**Records provided:**
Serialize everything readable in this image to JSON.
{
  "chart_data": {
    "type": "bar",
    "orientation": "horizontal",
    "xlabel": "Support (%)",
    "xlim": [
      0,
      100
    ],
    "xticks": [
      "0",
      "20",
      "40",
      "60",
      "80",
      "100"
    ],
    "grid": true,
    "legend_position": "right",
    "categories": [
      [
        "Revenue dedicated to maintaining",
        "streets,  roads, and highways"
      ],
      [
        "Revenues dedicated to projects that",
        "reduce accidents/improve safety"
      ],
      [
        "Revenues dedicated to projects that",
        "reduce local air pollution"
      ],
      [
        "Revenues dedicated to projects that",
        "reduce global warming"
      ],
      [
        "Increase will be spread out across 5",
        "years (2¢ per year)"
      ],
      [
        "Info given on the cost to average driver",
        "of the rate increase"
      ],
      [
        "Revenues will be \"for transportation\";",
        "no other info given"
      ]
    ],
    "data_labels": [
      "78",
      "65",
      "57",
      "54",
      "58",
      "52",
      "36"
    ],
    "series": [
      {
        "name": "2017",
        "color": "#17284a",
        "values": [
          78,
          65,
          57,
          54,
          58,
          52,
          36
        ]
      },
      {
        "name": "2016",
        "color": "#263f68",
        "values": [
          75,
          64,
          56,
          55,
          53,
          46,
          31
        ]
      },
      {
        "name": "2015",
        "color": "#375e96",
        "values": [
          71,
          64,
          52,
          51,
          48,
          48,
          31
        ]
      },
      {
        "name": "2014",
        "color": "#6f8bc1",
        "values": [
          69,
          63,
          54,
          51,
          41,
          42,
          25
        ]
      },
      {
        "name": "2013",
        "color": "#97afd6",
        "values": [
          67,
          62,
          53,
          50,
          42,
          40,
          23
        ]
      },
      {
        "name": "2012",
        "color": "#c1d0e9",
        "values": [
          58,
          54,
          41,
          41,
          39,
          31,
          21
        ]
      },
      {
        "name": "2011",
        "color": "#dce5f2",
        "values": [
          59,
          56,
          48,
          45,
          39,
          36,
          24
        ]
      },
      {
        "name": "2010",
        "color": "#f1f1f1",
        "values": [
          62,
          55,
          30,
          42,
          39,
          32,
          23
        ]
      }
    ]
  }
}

**What the task asks:** Locate the word "color" in the records above, and return each line that has it.

**Answer for the task:**
        "color": "#17284a",
        "color": "#263f68",
        "color": "#375e96",
        "color": "#6f8bc1",
        "color": "#97afd6",
        "color": "#c1d0e9",
        "color": "#dce5f2",
        "color": "#f1f1f1",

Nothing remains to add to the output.